## YOUR GOAL
Check each line of the data below for the word "forward", then extract the ones that have it.

## TASK INPUTS
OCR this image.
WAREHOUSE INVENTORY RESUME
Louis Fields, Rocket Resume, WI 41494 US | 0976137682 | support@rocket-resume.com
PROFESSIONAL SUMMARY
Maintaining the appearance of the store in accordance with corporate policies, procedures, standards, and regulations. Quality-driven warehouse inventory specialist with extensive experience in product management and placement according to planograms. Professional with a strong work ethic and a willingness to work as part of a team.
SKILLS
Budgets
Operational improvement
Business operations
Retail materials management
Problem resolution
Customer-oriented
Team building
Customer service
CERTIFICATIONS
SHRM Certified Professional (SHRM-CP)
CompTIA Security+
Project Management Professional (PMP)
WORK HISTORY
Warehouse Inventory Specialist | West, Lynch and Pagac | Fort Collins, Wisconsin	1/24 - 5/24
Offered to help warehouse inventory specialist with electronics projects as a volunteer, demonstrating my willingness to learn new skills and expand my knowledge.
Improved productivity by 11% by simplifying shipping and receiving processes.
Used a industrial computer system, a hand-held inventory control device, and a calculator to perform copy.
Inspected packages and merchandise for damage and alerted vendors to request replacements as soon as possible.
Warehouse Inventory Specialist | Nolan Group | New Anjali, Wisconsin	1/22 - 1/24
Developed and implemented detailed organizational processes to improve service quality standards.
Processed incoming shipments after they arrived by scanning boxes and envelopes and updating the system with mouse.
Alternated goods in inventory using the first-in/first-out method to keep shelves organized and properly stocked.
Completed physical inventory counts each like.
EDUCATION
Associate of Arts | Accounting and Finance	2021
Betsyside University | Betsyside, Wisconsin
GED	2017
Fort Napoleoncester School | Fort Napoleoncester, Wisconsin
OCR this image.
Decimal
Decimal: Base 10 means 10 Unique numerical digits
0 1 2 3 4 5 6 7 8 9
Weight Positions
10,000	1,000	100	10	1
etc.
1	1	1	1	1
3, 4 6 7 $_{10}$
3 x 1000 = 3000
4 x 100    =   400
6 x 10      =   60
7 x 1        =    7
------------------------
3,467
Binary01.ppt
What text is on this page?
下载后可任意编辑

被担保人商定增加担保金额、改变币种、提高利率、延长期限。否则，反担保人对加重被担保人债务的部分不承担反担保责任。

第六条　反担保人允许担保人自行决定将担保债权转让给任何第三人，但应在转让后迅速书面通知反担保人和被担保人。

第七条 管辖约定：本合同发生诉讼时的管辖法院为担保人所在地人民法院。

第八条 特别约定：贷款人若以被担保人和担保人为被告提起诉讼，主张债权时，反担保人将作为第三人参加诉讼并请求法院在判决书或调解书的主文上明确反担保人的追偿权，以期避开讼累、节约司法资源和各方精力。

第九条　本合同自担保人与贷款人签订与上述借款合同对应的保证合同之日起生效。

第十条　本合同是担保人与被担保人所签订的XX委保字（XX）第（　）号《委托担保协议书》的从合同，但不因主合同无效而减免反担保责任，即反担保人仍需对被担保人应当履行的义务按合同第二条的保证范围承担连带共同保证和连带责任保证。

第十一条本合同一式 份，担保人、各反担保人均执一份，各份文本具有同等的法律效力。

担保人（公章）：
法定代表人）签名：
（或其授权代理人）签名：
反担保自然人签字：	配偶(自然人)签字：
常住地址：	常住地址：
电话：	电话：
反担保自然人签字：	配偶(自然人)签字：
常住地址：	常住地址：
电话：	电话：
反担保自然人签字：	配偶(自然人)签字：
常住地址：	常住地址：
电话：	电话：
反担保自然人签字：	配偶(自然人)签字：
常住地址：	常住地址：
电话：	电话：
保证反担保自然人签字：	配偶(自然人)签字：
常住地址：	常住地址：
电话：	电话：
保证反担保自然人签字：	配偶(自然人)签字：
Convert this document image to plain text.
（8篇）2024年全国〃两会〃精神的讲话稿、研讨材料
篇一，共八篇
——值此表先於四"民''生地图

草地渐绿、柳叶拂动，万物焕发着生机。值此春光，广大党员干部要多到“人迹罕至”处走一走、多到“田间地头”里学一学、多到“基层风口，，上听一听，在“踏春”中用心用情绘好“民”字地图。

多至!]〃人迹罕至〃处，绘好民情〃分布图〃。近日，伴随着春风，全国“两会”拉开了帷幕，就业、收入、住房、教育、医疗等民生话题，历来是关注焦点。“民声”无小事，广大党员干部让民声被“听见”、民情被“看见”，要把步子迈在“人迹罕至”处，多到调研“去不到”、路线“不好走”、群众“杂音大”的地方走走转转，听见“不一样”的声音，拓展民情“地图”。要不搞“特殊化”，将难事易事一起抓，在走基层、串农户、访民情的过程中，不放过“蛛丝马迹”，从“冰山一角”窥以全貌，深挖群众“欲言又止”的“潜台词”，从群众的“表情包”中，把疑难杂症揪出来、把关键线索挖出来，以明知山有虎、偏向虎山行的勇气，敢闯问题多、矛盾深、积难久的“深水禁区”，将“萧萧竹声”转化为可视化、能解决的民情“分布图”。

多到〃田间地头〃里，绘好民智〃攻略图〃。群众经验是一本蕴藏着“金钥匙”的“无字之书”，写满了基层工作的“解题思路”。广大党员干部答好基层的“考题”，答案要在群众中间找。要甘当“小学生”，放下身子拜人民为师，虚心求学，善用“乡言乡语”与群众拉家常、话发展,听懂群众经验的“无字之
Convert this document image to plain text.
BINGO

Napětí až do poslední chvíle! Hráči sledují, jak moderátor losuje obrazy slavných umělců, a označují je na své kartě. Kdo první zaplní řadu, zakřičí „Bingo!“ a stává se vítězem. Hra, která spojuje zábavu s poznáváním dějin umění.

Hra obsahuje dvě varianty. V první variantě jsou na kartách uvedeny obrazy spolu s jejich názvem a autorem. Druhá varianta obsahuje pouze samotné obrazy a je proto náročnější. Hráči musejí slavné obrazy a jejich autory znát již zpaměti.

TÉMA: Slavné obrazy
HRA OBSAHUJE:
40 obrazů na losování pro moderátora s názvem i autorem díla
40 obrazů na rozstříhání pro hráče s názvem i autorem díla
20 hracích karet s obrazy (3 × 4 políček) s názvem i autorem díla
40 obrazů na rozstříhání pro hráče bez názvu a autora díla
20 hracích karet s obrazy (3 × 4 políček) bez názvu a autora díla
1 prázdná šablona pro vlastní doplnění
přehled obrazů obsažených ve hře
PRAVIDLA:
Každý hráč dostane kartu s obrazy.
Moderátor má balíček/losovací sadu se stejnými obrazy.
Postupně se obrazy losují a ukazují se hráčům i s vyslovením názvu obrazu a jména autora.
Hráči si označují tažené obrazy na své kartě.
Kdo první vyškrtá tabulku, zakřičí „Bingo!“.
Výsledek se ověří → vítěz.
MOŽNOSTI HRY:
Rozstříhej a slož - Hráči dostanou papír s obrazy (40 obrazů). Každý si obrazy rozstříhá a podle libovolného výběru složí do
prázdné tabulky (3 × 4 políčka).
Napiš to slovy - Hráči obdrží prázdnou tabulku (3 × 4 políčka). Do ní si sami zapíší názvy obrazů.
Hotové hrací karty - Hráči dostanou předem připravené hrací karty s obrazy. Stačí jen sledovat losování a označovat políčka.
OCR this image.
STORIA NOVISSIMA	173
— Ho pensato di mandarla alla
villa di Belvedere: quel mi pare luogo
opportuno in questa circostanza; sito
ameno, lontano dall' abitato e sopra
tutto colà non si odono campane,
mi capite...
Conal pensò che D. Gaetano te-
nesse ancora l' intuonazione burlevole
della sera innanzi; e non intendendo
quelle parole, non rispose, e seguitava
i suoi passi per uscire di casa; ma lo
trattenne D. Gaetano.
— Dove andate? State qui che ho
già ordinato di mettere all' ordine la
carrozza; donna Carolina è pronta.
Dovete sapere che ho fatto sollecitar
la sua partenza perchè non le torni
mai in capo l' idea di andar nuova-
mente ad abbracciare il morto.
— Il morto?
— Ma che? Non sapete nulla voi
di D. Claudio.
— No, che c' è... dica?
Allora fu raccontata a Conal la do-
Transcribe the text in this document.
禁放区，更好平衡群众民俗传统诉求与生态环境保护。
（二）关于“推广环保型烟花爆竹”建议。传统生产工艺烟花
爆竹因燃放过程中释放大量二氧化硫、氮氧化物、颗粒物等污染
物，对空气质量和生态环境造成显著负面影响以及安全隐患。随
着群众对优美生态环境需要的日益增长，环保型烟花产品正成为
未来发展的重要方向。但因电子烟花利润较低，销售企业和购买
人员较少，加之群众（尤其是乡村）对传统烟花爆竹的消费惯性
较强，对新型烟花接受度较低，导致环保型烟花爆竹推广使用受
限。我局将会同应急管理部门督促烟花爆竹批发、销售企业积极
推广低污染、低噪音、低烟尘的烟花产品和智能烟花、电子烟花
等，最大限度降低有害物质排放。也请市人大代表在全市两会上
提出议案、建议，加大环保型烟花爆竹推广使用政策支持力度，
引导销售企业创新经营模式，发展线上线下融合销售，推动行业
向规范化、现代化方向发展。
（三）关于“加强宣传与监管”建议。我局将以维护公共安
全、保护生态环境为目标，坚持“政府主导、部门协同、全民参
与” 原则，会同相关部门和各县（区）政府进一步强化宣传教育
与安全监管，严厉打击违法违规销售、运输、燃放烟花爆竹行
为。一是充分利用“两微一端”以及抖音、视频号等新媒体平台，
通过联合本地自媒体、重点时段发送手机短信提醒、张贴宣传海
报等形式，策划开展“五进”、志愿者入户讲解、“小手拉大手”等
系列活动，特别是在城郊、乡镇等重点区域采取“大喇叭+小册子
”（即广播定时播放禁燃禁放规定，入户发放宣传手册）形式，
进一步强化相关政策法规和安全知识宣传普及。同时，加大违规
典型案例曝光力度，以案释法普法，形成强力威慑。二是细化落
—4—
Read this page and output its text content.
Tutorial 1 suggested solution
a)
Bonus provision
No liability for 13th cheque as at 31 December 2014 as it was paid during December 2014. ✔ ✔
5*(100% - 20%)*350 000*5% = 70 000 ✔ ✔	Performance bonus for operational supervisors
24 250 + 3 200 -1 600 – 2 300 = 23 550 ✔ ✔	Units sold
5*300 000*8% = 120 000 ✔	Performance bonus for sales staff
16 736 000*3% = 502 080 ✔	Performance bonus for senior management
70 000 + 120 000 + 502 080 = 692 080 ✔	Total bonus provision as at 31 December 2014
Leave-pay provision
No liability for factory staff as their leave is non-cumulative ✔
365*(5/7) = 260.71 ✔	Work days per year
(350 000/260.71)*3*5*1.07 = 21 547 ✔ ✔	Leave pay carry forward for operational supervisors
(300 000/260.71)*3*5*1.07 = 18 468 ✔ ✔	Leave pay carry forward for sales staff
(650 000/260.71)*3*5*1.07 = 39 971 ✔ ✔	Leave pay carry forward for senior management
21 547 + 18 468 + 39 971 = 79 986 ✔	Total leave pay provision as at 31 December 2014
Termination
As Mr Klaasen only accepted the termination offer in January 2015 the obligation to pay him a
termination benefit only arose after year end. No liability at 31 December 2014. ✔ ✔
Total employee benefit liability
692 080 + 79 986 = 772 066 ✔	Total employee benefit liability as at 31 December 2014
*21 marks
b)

## TASK SOLUTION
(350 000/260.71)*3*5*1.07 = 21 547 ✔ ✔	Leave pay carry forward for operational supervisors
(300 000/260.71)*3*5*1.07 = 18 468 ✔ ✔	Leave pay carry forward for sales staff
(650 000/260.71)*3*5*1.07 = 39 971 ✔ ✔	Leave pay carry forward for senior management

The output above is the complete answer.